● **Records to use**
======
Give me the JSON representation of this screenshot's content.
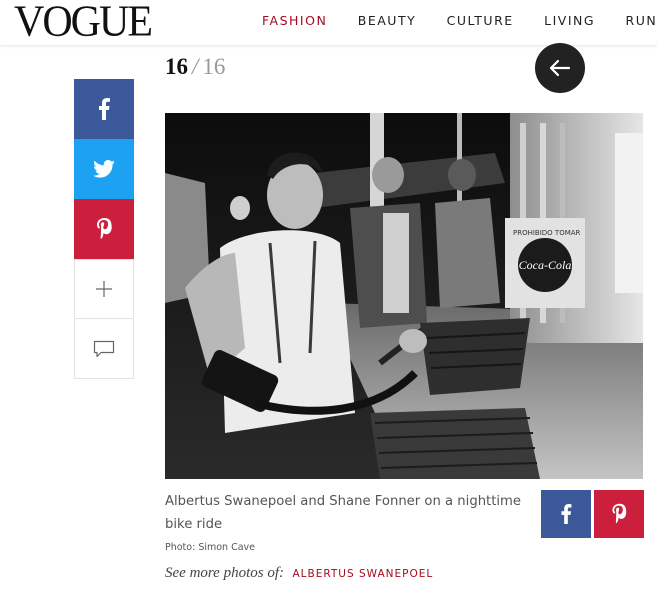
{
  "header": {
    "logo": "VOGUE",
    "nav": [
      {
        "label": "FASHION",
        "active": true
      },
      {
        "label": "BEAUTY",
        "active": false
      },
      {
        "label": "CULTURE",
        "active": false
      },
      {
        "label": "LIVING",
        "active": false
      },
      {
        "label": "RUNWAY",
        "active": false
      }
    ]
  },
  "gallery": {
    "current": "16",
    "separator": "/",
    "total": "16"
  },
  "share_bar": {
    "icons": [
      "facebook-icon",
      "twitter-icon",
      "pinterest-icon",
      "plus-icon",
      "comment-icon"
    ]
  },
  "photo": {
    "sign_text_1": "PROHIBIDO TOMAR",
    "sign_logo": "Coca-Cola"
  },
  "caption": {
    "text": "Albertus Swanepoel and Shane Fonner on a nighttime bike ride",
    "credit": "Photo: Simon Cave",
    "more_label": "See more photos of:",
    "more_link": "ALBERTUS SWANEPOEL"
  },
  "colors": {
    "brand_red": "#a30b1f",
    "facebook": "#3b5998",
    "twitter": "#1da1f2",
    "pinterest": "#cb1f3d"
  }
}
======
● **Written exercise**
Every record is to be reproduced exactly, with no pictures included.

● **Complete response**
Give me the JSON representation of this screenshot's content.
{
  "header": {
    "logo": "VOGUE",
    "nav": [
      {
        "label": "FASHION",
        "active": true
      },
      {
        "label": "BEAUTY",
        "active": false
      },
      {
        "label": "CULTURE",
        "active": false
      },
      {
        "label": "LIVING",
        "active": false
      },
      {
        "label": "RUNWAY",
        "active": false
      }
    ]
  },
  "gallery": {
    "current": "16",
    "separator": "/",
    "total": "16"
  },
  "share_bar": {
    "icons": [
      "facebook-icon",
      "twitter-icon",
      "pinterest-icon",
      "plus-icon",
      "comment-icon"
    ]
  },
  "photo": {
    "sign_text_1": "PROHIBIDO TOMAR",
    "sign_logo": "Coca-Cola"
  },
  "caption": {
    "text": "Albertus Swanepoel and Shane Fonner on a nighttime bike ride",
    "credit": "Photo: Simon Cave",
    "more_label": "See more photos of:",
    "more_link": "ALBERTUS SWANEPOEL"
  },
  "colors": {
    "brand_red": "#a30b1f",
    "facebook": "#3b5998",
    "twitter": "#1da1f2",
    "pinterest": "#cb1f3d"
  }
}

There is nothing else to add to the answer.